Begin Records supplied

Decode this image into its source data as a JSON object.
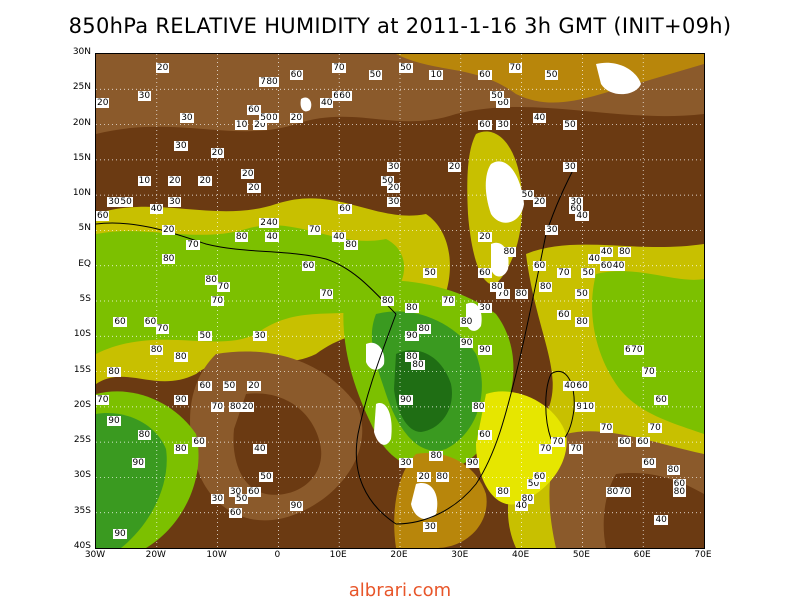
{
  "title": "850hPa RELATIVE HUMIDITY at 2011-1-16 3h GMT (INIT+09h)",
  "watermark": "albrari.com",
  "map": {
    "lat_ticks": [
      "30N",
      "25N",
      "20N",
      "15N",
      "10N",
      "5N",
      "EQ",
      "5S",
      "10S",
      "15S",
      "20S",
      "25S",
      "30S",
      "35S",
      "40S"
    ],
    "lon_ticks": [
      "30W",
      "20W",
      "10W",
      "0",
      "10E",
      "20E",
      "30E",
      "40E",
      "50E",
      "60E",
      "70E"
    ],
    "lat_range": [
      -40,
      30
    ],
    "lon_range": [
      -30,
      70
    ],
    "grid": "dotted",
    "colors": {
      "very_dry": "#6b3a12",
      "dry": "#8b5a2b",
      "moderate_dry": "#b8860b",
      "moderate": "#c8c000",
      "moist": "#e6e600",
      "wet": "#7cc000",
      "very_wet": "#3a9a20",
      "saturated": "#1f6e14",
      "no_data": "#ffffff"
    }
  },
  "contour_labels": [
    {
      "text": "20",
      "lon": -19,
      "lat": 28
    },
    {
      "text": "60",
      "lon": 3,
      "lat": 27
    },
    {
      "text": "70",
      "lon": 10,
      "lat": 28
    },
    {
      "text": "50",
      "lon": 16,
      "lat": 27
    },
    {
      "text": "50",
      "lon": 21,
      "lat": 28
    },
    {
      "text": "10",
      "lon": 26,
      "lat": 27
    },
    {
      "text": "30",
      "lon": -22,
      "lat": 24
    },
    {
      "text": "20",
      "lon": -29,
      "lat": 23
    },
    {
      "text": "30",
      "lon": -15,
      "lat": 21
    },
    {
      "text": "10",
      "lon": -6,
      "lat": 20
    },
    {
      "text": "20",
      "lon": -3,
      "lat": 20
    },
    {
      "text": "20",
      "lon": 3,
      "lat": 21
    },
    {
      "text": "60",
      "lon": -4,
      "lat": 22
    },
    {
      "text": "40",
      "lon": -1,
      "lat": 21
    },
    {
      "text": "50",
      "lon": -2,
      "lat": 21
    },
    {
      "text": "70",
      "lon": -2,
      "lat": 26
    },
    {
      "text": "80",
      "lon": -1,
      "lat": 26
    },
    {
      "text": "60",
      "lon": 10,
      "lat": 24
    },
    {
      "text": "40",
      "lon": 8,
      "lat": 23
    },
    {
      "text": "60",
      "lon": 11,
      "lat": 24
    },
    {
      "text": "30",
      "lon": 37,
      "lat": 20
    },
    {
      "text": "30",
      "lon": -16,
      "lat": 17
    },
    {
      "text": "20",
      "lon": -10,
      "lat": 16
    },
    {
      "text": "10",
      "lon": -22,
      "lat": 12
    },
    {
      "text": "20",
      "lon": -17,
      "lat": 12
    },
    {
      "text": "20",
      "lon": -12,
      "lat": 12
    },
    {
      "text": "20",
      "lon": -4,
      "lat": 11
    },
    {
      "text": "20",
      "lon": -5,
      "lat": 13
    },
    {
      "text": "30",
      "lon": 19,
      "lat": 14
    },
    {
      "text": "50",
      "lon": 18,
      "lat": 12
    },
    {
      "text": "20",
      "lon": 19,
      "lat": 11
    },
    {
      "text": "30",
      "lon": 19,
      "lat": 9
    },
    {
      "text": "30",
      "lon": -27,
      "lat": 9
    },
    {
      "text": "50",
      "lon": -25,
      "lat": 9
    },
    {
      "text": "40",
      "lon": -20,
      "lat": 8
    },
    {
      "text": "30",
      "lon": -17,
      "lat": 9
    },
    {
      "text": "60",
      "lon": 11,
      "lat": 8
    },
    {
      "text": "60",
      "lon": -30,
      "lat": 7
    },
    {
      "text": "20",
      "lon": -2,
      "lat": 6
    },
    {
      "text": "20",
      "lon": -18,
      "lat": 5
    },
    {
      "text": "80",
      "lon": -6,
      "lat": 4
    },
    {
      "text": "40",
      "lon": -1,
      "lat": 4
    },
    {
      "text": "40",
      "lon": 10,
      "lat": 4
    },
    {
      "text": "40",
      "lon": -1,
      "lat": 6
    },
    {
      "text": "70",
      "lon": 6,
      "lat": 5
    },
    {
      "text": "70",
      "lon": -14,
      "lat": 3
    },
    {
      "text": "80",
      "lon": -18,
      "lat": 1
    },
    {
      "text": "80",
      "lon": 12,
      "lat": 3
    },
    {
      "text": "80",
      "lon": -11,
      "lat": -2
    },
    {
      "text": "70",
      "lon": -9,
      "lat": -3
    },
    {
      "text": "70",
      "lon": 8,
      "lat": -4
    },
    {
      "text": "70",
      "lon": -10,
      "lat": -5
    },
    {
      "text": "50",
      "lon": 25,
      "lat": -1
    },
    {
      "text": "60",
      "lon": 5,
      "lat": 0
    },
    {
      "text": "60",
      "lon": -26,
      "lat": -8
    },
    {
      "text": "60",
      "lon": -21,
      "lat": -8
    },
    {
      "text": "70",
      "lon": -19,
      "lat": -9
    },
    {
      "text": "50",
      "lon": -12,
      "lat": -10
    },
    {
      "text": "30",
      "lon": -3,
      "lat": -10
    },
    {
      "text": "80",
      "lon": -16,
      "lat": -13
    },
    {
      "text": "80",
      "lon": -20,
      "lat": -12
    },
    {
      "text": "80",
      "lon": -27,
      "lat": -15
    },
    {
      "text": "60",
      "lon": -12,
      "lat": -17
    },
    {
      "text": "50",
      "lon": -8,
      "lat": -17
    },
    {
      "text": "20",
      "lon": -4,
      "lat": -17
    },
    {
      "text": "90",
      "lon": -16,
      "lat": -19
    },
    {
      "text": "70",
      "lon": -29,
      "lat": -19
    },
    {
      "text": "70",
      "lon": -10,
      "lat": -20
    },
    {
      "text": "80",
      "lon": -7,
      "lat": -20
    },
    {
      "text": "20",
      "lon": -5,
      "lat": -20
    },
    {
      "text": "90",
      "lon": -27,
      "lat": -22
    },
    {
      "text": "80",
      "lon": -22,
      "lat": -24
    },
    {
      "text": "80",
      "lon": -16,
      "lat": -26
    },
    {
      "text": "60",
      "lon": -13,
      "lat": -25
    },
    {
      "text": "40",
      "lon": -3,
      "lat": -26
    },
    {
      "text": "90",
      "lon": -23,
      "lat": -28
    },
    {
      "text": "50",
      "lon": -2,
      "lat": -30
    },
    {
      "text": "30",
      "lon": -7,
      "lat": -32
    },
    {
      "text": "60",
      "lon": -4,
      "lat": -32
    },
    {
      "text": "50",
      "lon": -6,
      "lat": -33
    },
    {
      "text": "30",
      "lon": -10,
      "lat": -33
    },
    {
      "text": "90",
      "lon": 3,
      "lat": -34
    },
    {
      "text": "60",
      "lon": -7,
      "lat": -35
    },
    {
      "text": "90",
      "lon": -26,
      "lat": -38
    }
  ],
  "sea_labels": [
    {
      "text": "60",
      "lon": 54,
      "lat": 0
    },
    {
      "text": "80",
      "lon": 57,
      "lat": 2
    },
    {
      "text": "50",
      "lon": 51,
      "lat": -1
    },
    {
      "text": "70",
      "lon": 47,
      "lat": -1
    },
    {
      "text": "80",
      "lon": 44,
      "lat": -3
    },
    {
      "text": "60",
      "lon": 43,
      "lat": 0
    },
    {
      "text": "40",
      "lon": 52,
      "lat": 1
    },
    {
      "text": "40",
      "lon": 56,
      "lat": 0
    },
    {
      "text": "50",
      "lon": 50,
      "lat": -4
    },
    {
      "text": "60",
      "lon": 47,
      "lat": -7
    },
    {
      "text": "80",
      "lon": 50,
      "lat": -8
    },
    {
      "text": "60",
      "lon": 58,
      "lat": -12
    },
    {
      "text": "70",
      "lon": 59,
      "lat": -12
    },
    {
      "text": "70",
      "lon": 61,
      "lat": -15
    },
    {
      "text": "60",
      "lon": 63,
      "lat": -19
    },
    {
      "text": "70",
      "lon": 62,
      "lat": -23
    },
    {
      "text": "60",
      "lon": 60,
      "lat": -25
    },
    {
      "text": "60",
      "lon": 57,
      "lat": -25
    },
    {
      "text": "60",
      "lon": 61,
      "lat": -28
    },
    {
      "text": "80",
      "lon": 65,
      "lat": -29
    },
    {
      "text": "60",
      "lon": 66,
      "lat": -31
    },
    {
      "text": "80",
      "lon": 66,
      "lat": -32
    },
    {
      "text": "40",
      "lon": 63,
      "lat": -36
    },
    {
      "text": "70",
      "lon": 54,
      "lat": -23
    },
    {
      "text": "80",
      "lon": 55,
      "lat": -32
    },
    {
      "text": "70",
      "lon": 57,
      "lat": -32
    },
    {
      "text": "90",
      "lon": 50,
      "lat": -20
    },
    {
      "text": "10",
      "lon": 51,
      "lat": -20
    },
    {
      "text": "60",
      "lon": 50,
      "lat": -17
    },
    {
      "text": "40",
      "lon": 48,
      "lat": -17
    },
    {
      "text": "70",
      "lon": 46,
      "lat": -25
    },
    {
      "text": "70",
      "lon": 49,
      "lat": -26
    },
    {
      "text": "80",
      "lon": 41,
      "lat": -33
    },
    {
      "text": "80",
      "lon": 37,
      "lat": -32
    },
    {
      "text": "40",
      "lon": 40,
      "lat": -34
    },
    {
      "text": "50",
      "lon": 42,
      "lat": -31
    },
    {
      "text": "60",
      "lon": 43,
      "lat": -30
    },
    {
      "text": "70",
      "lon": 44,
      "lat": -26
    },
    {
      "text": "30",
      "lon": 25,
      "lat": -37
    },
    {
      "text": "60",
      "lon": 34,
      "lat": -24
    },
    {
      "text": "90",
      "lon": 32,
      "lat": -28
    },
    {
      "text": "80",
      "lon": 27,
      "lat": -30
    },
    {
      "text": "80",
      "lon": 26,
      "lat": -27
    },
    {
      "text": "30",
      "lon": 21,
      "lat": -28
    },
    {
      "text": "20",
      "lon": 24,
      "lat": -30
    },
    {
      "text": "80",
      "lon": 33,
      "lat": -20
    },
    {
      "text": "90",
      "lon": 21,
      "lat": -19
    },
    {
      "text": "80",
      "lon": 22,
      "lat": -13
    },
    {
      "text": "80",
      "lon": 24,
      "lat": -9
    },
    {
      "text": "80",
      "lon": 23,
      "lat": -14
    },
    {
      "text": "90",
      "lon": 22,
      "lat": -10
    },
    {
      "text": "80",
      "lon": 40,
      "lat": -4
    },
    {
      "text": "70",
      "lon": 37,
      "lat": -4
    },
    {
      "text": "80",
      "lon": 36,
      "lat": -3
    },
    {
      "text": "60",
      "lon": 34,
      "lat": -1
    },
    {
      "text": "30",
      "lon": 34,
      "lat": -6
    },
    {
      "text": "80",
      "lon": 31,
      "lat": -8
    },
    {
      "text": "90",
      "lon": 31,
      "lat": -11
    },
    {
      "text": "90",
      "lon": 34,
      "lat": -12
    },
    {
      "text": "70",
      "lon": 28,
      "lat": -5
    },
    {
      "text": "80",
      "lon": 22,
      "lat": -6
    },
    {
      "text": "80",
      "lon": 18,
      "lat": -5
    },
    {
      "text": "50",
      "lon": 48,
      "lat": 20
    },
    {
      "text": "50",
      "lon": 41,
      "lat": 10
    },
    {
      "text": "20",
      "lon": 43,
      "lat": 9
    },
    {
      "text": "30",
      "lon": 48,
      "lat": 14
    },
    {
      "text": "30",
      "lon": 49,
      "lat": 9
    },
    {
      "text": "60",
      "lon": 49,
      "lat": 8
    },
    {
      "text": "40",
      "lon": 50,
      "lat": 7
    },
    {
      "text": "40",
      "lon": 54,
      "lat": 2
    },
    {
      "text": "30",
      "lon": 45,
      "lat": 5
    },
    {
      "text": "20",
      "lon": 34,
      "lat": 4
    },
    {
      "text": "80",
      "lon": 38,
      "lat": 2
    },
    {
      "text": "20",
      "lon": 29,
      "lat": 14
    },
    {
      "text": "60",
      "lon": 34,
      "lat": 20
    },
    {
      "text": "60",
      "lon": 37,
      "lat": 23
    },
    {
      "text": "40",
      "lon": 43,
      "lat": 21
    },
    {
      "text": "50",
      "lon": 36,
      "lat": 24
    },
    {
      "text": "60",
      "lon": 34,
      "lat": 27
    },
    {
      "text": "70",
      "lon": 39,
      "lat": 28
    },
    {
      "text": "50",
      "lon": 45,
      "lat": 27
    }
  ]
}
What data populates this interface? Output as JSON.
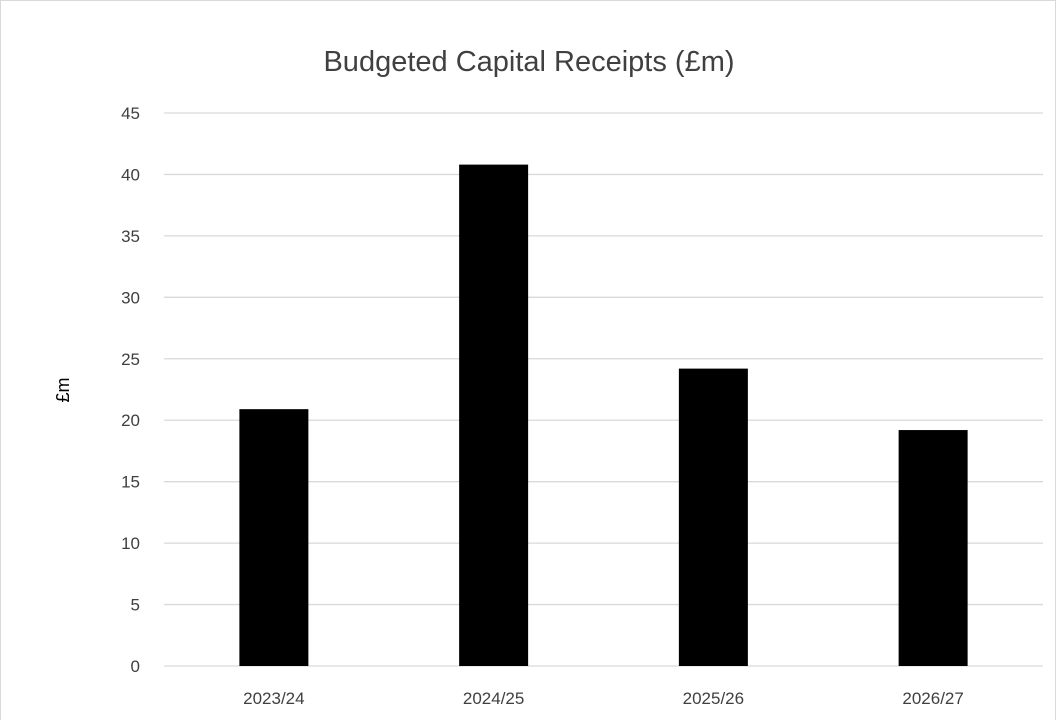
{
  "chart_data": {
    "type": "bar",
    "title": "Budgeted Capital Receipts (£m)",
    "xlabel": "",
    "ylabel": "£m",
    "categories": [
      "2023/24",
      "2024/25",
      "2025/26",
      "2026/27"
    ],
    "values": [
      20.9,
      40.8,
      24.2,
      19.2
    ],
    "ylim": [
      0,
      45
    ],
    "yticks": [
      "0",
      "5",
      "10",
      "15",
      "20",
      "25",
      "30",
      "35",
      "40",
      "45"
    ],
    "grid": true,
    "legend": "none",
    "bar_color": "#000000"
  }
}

End Records supplied

What the exercise asks: Pick out the lines containing the string "this".

Response below:
Decode this image into its source data as a JSON object.
What data populates this interface? Output as JSON.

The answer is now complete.